- _TASK GOAL_
Return the material word for word. Do not include the pictures.

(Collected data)
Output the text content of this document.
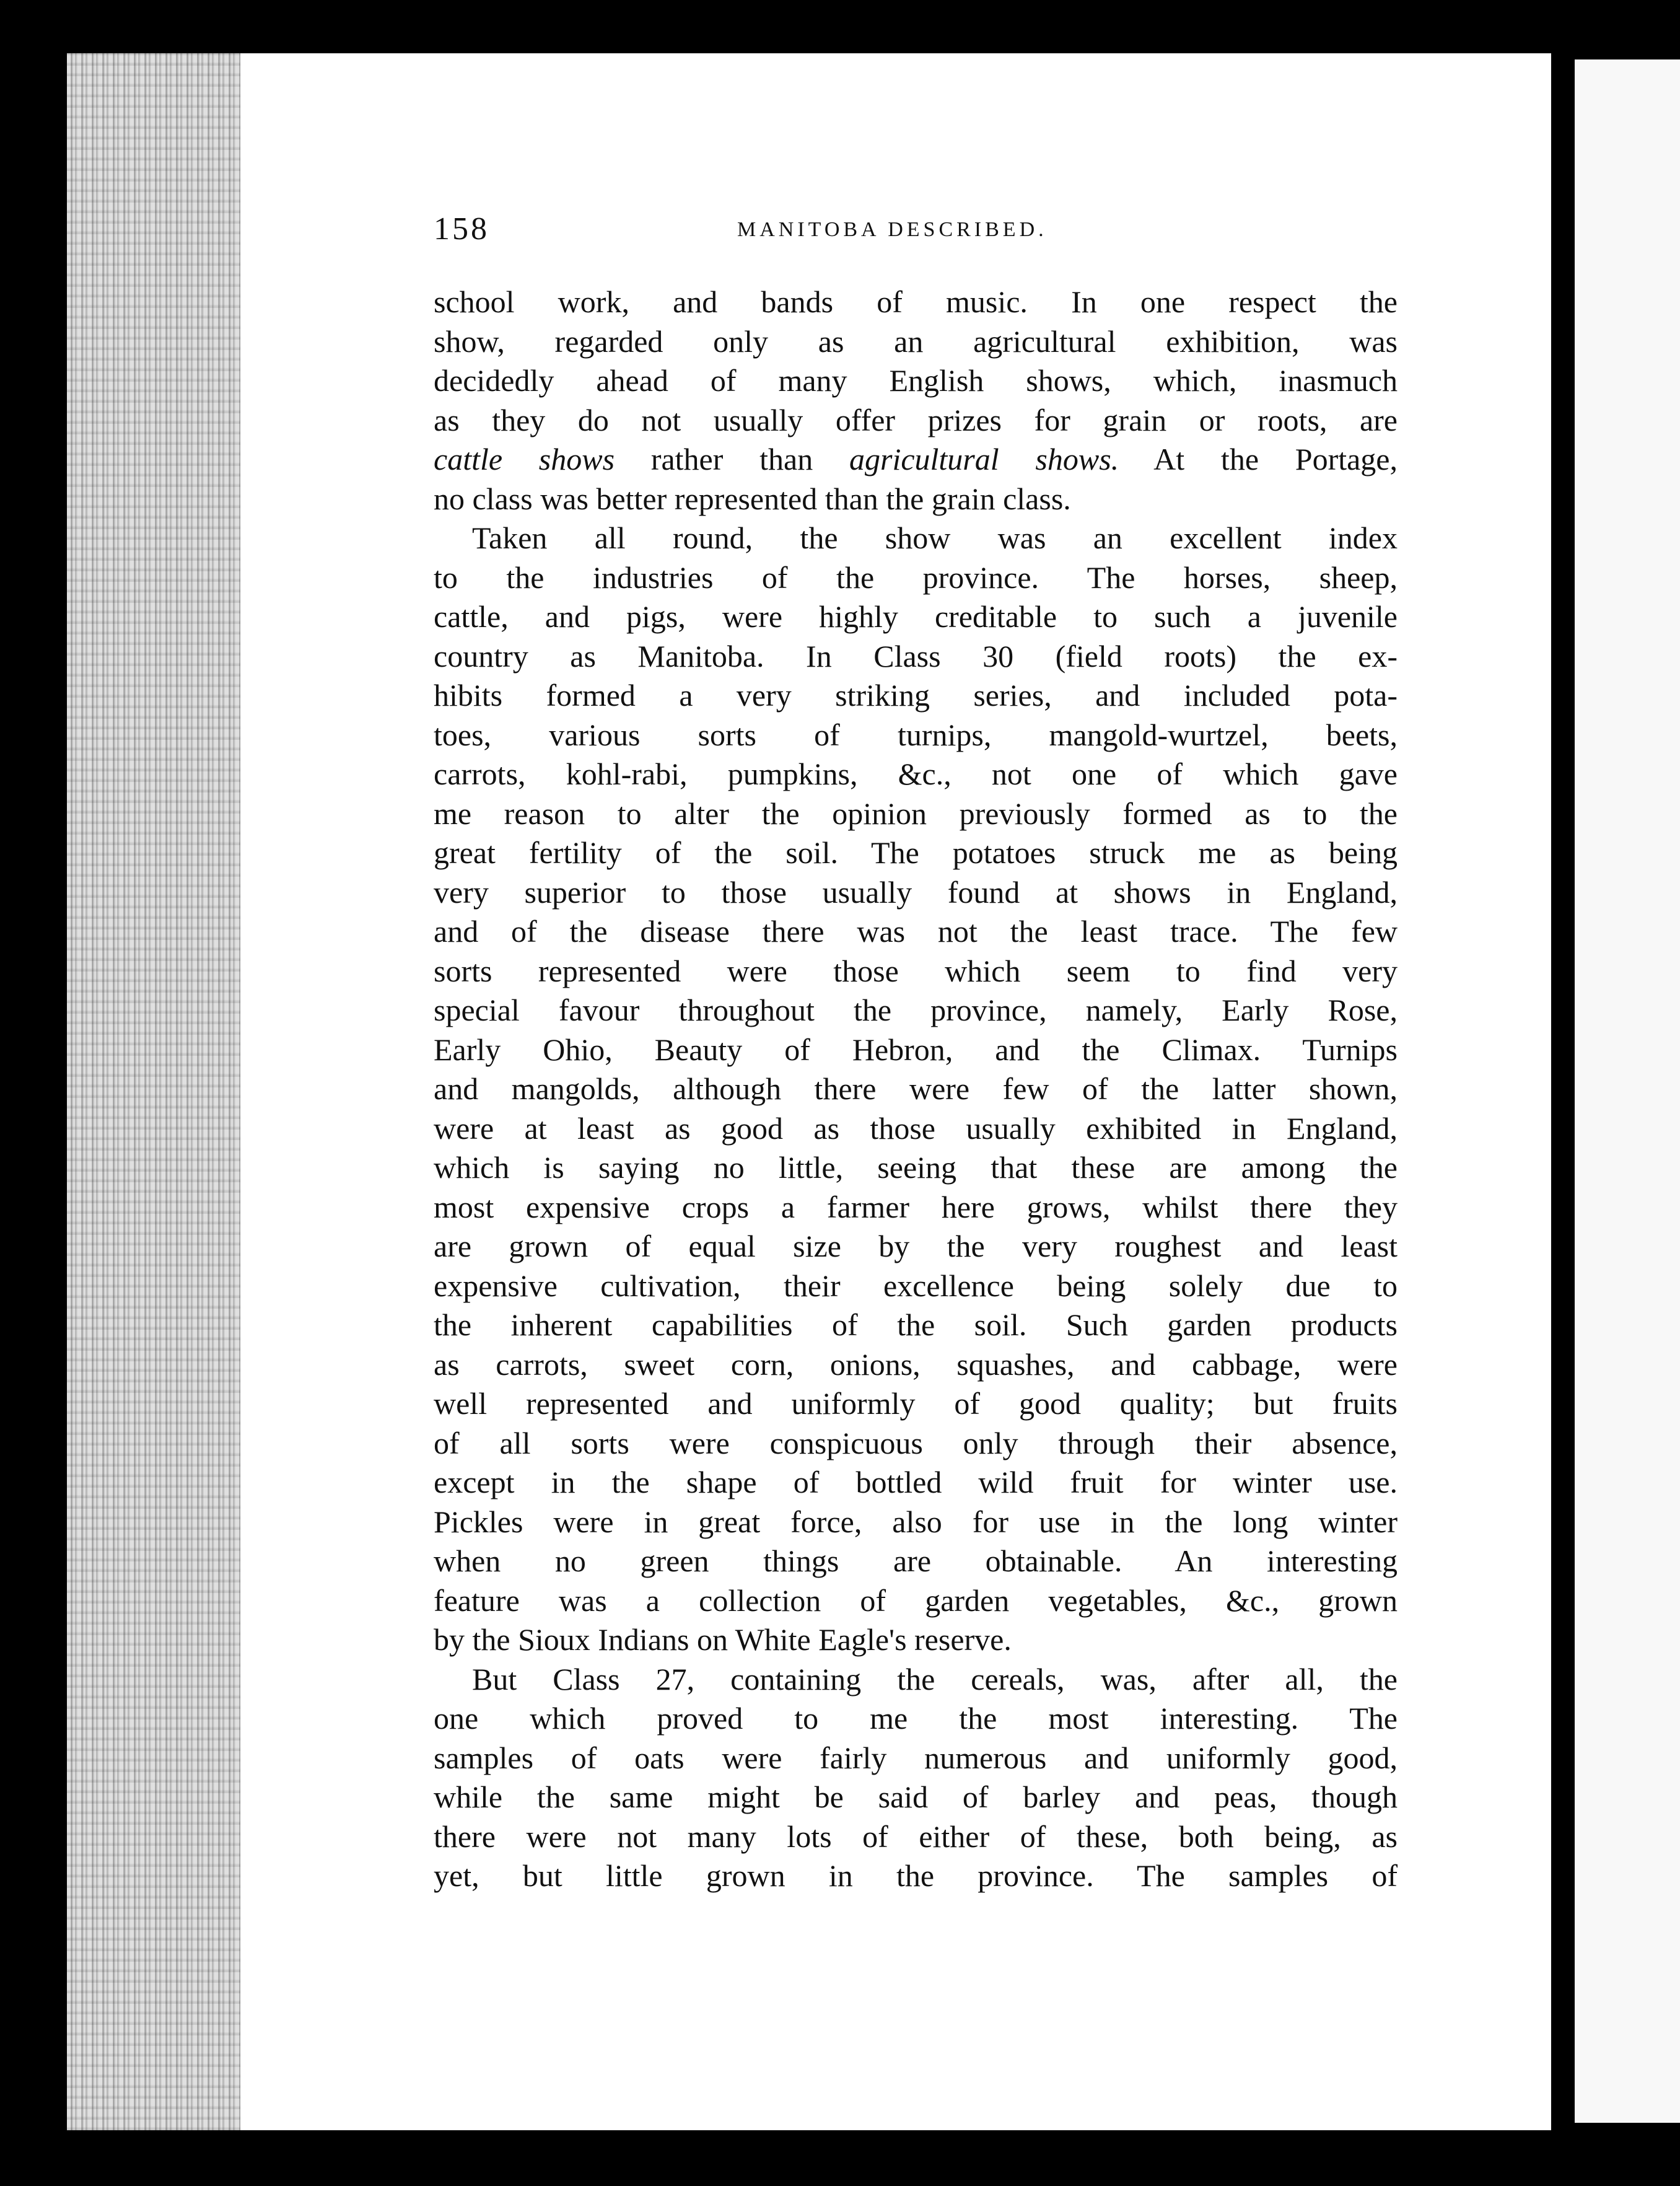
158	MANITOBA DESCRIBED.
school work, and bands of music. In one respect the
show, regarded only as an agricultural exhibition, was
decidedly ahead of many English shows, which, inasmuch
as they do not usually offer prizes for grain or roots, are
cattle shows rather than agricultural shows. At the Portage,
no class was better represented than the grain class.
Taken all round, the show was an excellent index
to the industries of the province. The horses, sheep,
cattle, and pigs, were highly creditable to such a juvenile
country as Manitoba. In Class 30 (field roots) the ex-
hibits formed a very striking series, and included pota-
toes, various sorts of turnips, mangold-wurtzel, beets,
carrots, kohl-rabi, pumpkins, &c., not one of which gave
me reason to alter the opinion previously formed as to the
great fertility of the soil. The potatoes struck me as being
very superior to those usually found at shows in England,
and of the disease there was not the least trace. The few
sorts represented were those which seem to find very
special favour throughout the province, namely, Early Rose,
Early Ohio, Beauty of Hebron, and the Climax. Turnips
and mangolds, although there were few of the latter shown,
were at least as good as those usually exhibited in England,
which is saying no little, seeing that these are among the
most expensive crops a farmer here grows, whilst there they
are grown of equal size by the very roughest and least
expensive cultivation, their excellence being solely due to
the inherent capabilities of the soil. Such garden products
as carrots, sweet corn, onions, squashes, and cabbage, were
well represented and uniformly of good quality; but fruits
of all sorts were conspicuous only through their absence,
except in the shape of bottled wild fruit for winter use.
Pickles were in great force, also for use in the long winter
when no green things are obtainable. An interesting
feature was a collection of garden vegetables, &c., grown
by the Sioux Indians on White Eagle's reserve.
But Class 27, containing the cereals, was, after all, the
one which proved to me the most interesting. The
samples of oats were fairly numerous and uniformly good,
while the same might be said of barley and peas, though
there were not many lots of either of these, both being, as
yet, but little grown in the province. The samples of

- _OUTPUT FOR THIS EXERCISE_
Output the text content of this document.
158	MANITOBA DESCRIBED.
school work, and bands of music. In one respect the
show, regarded only as an agricultural exhibition, was
decidedly ahead of many English shows, which, inasmuch
as they do not usually offer prizes for grain or roots, are
cattle shows rather than agricultural shows. At the Portage,
no class was better represented than the grain class.
Taken all round, the show was an excellent index
to the industries of the province. The horses, sheep,
cattle, and pigs, were highly creditable to such a juvenile
country as Manitoba. In Class 30 (field roots) the ex-
hibits formed a very striking series, and included pota-
toes, various sorts of turnips, mangold-wurtzel, beets,
carrots, kohl-rabi, pumpkins, &c., not one of which gave
me reason to alter the opinion previously formed as to the
great fertility of the soil. The potatoes struck me as being
very superior to those usually found at shows in England,
and of the disease there was not the least trace. The few
sorts represented were those which seem to find very
special favour throughout the province, namely, Early Rose,
Early Ohio, Beauty of Hebron, and the Climax. Turnips
and mangolds, although there were few of the latter shown,
were at least as good as those usually exhibited in England,
which is saying no little, seeing that these are among the
most expensive crops a farmer here grows, whilst there they
are grown of equal size by the very roughest and least
expensive cultivation, their excellence being solely due to
the inherent capabilities of the soil. Such garden products
as carrots, sweet corn, onions, squashes, and cabbage, were
well represented and uniformly of good quality; but fruits
of all sorts were conspicuous only through their absence,
except in the shape of bottled wild fruit for winter use.
Pickles were in great force, also for use in the long winter
when no green things are obtainable. An interesting
feature was a collection of garden vegetables, &c., grown
by the Sioux Indians on White Eagle's reserve.
But Class 27, containing the cereals, was, after all, the
one which proved to me the most interesting. The
samples of oats were fairly numerous and uniformly good,
while the same might be said of barley and peas, though
there were not many lots of either of these, both being, as
yet, but little grown in the province. The samples of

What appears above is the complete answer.